Repeat word for word everything from the line containing "Give me the" to the end of the listing, first and last lines included, and only that.

┌─ Material for the task

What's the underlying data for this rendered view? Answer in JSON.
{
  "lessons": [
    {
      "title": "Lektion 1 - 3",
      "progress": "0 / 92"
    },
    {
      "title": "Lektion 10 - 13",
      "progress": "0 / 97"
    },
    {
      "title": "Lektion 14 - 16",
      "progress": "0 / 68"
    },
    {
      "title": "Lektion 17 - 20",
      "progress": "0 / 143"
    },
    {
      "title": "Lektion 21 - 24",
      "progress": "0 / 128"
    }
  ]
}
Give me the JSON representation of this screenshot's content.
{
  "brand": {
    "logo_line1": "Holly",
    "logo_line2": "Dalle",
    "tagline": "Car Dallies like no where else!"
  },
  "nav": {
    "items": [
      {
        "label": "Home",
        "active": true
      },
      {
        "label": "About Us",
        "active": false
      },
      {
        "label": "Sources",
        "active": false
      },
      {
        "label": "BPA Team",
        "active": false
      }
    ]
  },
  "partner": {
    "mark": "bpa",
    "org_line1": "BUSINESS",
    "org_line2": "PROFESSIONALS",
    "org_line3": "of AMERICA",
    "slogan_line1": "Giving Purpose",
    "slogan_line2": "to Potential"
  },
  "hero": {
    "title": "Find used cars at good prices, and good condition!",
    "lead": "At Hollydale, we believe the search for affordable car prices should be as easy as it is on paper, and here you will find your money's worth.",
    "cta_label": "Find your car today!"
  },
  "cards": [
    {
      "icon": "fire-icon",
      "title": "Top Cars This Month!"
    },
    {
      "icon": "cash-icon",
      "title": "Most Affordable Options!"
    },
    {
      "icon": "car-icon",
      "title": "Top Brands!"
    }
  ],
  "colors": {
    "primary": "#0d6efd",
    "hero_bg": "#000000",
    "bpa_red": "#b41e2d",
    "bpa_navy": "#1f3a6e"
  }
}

└─

[Output for this exercise]
Give me the JSON representation of this screenshot's content.
{
  "brand": {
    "logo_line1": "Holly",
    "logo_line2": "Dalle",
    "tagline": "Car Dallies like no where else!"
  },
  "nav": {
    "items": [
      {
        "label": "Home",
        "active": true
      },
      {
        "label": "About Us",
        "active": false
      },
      {
        "label": "Sources",
        "active": false
      },
      {
        "label": "BPA Team",
        "active": false
      }
    ]
  },
  "partner": {
    "mark": "bpa",
    "org_line1": "BUSINESS",
    "org_line2": "PROFESSIONALS",
    "org_line3": "of AMERICA",
    "slogan_line1": "Giving Purpose",
    "slogan_line2": "to Potential"
  },
  "hero": {
    "title": "Find used cars at good prices, and good condition!",
    "lead": "At Hollydale, we believe the search for affordable car prices should be as easy as it is on paper, and here you will find your money's worth.",
    "cta_label": "Find your car today!"
  },
  "cards": [
    {
      "icon": "fire-icon",
      "title": "Top Cars This Month!"
    },
    {
      "icon": "cash-icon",
      "title": "Most Affordable Options!"
    },
    {
      "icon": "car-icon",
      "title": "Top Brands!"
    }
  ],
  "colors": {
    "primary": "#0d6efd",
    "hero_bg": "#000000",
    "bpa_red": "#b41e2d",
    "bpa_navy": "#1f3a6e"
  }
}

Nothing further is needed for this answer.